> _Collection entries_
— Begin —

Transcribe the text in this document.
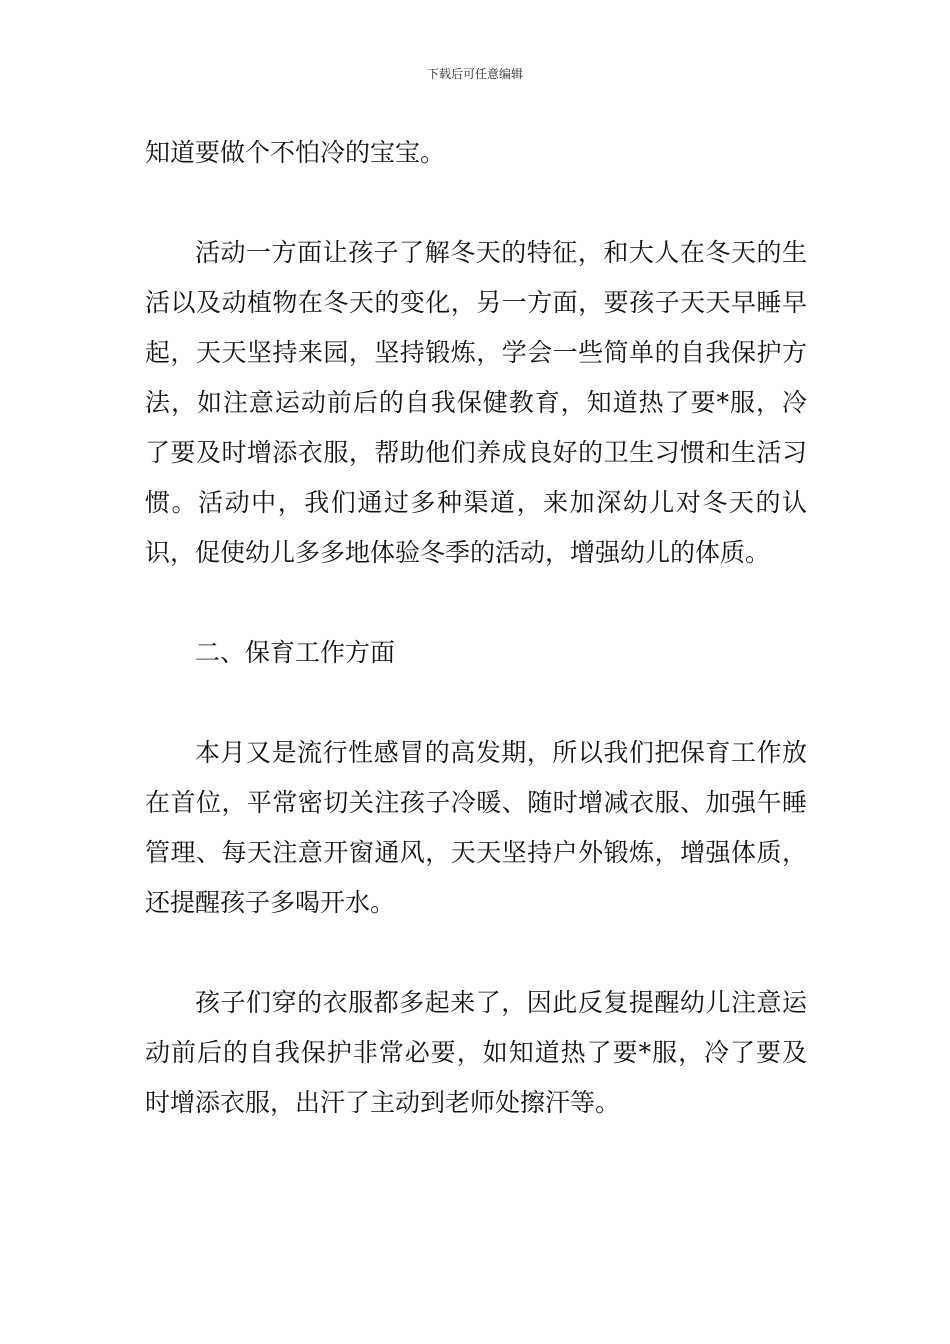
下载后可任意编辑

知道要做个不怕冷的宝宝。

活动一方面让孩子了解冬天的特征，和大人在冬天的生活以及动植物在冬天的变化，另一方面，要孩子天天早睡早起，天天坚持来园，坚持锻炼，学会一些简单的自我保护方法，如注意运动前后的自我保健教育，知道热了要*服，冷了要及时增添衣服，帮助他们养成良好的卫生习惯和生活习惯。活动中，我们通过多种渠道，来加深幼儿对冬天的认识，促使幼儿多多地体验冬季的活动，增强幼儿的体质。

二、保育工作方面

本月又是流行性感冒的高发期，所以我们把保育工作放在首位，平常密切关注孩子冷暖、随时增减衣服、加强午睡管理、每天注意开窗通风，天天坚持户外锻炼，增强体质，还提醒孩子多喝开水。

孩子们穿的衣服都多起来了，因此反复提醒幼儿注意运动前后的自我保护非常必要，如知道热了要*服，冷了要及时增添衣服，出汗了主动到老师处擦汗等。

— End —

> _Goal of the exercise_
Apart from the pictures, the entries above are to be repeated in full and exactly.

> _Exercise result_
Transcribe the text in this document.
下载后可任意编辑

知道要做个不怕冷的宝宝。

活动一方面让孩子了解冬天的特征，和大人在冬天的生活以及动植物在冬天的变化，另一方面，要孩子天天早睡早起，天天坚持来园，坚持锻炼，学会一些简单的自我保护方法，如注意运动前后的自我保健教育，知道热了要*服，冷了要及时增添衣服，帮助他们养成良好的卫生习惯和生活习惯。活动中，我们通过多种渠道，来加深幼儿对冬天的认识，促使幼儿多多地体验冬季的活动，增强幼儿的体质。

二、保育工作方面

本月又是流行性感冒的高发期，所以我们把保育工作放在首位，平常密切关注孩子冷暖、随时增减衣服、加强午睡管理、每天注意开窗通风，天天坚持户外锻炼，增强体质，还提醒孩子多喝开水。

孩子们穿的衣服都多起来了，因此反复提醒幼儿注意运动前后的自我保护非常必要，如知道热了要*服，冷了要及时增添衣服，出汗了主动到老师处擦汗等。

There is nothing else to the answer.